* [REQUEST] Show all lines from the listing below that contain "абзаце".
-- START --
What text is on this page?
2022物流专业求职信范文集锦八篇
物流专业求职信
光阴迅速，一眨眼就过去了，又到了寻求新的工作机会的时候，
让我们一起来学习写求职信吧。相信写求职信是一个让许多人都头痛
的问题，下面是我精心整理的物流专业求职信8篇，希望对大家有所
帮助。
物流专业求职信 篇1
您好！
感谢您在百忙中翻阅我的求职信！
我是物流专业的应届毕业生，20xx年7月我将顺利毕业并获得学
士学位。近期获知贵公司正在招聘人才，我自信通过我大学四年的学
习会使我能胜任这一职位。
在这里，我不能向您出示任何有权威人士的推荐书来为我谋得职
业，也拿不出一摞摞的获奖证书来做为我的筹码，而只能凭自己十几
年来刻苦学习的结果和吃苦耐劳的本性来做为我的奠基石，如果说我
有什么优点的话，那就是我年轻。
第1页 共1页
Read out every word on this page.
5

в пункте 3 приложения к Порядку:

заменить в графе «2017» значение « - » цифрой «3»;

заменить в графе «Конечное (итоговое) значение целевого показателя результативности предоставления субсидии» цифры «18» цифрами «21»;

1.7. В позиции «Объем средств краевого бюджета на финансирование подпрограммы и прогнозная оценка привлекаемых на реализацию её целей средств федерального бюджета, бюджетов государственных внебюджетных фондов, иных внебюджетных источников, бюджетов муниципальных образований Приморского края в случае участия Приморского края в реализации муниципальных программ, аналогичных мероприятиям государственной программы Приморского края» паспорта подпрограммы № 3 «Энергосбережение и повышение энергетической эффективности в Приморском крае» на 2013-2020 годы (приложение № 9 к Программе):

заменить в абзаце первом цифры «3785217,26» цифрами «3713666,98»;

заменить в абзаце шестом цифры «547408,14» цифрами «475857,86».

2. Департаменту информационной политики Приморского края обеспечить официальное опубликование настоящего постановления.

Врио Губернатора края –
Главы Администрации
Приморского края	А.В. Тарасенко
-- END --
* [OUTPUT OF THE TASK]
заменить в абзаце первом цифры «3785217,26» цифрами «3713666,98»;
заменить в абзаце шестом цифры «547408,14» цифрами «475857,86».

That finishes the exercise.